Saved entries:
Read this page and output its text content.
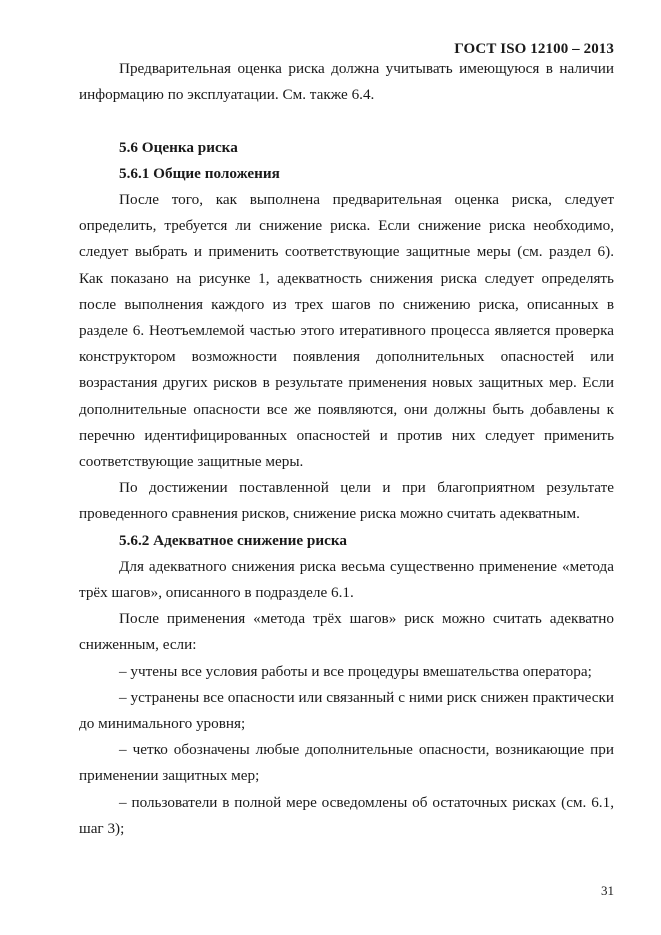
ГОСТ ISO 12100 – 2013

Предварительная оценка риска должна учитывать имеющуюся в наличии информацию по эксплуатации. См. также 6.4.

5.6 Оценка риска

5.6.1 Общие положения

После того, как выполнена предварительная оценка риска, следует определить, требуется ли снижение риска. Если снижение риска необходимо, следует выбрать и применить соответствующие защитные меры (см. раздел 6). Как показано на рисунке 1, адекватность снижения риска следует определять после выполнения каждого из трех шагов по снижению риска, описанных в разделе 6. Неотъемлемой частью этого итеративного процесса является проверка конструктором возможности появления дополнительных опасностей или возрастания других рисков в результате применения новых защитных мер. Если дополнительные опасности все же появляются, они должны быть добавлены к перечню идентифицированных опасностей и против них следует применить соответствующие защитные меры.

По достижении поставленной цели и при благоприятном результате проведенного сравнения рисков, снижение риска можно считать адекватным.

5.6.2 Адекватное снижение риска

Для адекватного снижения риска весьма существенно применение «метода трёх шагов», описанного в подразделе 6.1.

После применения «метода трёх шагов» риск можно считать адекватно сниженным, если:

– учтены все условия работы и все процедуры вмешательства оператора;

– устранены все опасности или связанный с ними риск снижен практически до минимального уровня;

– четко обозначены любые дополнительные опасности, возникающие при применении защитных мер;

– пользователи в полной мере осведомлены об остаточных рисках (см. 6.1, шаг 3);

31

TASK GOAL: The pictures should not be reproduced; quote all of the other material exactly.

TASK RESULT:
Read this page and output its text content.
ГОСТ ISO 12100 – 2013

Предварительная оценка риска должна учитывать имеющуюся в наличии информацию по эксплуатации. См. также 6.4.

5.6 Оценка риска

5.6.1 Общие положения

После того, как выполнена предварительная оценка риска, следует определить, требуется ли снижение риска. Если снижение риска необходимо, следует выбрать и применить соответствующие защитные меры (см. раздел 6). Как показано на рисунке 1, адекватность снижения риска следует определять после выполнения каждого из трех шагов по снижению риска, описанных в разделе 6. Неотъемлемой частью этого итеративного процесса является проверка конструктором возможности появления дополнительных опасностей или возрастания других рисков в результате применения новых защитных мер. Если дополнительные опасности все же появляются, они должны быть добавлены к перечню идентифицированных опасностей и против них следует применить соответствующие защитные меры.

По достижении поставленной цели и при благоприятном результате проведенного сравнения рисков, снижение риска можно считать адекватным.

5.6.2 Адекватное снижение риска

Для адекватного снижения риска весьма существенно применение «метода трёх шагов», описанного в подразделе 6.1.

После применения «метода трёх шагов» риск можно считать адекватно сниженным, если:

– учтены все условия работы и все процедуры вмешательства оператора;

– устранены все опасности или связанный с ними риск снижен практически до минимального уровня;

– четко обозначены любые дополнительные опасности, возникающие при применении защитных мер;

– пользователи в полной мере осведомлены об остаточных рисках (см. 6.1, шаг 3);

31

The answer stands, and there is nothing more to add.